* WHAT YOU ARE ASKED TO DO:
Copy exactly the run of lines that begins at the line with "Extract the structured" and ends at the final line of the entries.

═══ RECORDS SUPPLIED

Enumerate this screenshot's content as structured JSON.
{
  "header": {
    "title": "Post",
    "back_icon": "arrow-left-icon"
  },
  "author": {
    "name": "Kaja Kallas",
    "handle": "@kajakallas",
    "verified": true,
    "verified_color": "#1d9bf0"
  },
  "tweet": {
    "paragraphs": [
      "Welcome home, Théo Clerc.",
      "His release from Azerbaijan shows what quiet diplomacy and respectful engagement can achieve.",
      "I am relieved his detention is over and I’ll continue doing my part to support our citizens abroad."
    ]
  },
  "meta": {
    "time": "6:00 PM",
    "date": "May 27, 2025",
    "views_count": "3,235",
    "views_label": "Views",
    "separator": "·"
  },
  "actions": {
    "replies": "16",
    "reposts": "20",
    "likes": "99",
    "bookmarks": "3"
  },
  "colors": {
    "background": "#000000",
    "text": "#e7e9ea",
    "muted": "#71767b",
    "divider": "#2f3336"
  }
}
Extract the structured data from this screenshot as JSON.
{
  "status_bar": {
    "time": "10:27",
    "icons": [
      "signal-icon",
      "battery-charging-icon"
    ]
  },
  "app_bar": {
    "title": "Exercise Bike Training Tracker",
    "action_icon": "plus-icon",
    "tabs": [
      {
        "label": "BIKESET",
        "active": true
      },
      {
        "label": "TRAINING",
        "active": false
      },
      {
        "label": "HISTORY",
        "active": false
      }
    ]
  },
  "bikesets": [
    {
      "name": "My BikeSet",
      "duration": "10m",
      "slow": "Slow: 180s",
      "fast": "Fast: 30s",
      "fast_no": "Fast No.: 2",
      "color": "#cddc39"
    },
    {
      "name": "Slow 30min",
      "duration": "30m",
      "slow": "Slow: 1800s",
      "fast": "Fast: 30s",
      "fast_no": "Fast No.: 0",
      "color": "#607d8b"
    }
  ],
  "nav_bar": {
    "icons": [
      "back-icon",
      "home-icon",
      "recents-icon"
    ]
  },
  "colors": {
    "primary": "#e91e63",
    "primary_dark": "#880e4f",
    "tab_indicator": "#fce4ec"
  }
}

══════

* TASK ANSWER:
Extract the structured data from this screenshot as JSON.
{
  "status_bar": {
    "time": "10:27",
    "icons": [
      "signal-icon",
      "battery-charging-icon"
    ]
  },
  "app_bar": {
    "title": "Exercise Bike Training Tracker",
    "action_icon": "plus-icon",
    "tabs": [
      {
        "label": "BIKESET",
        "active": true
      },
      {
        "label": "TRAINING",
        "active": false
      },
      {
        "label": "HISTORY",
        "active": false
      }
    ]
  },
  "bikesets": [
    {
      "name": "My BikeSet",
      "duration": "10m",
      "slow": "Slow: 180s",
      "fast": "Fast: 30s",
      "fast_no": "Fast No.: 2",
      "color": "#cddc39"
    },
    {
      "name": "Slow 30min",
      "duration": "30m",
      "slow": "Slow: 1800s",
      "fast": "Fast: 30s",
      "fast_no": "Fast No.: 0",
      "color": "#607d8b"
    }
  ],
  "nav_bar": {
    "icons": [
      "back-icon",
      "home-icon",
      "recents-icon"
    ]
  },
  "colors": {
    "primary": "#e91e63",
    "primary_dark": "#880e4f",
    "tab_indicator": "#fce4ec"
  }
}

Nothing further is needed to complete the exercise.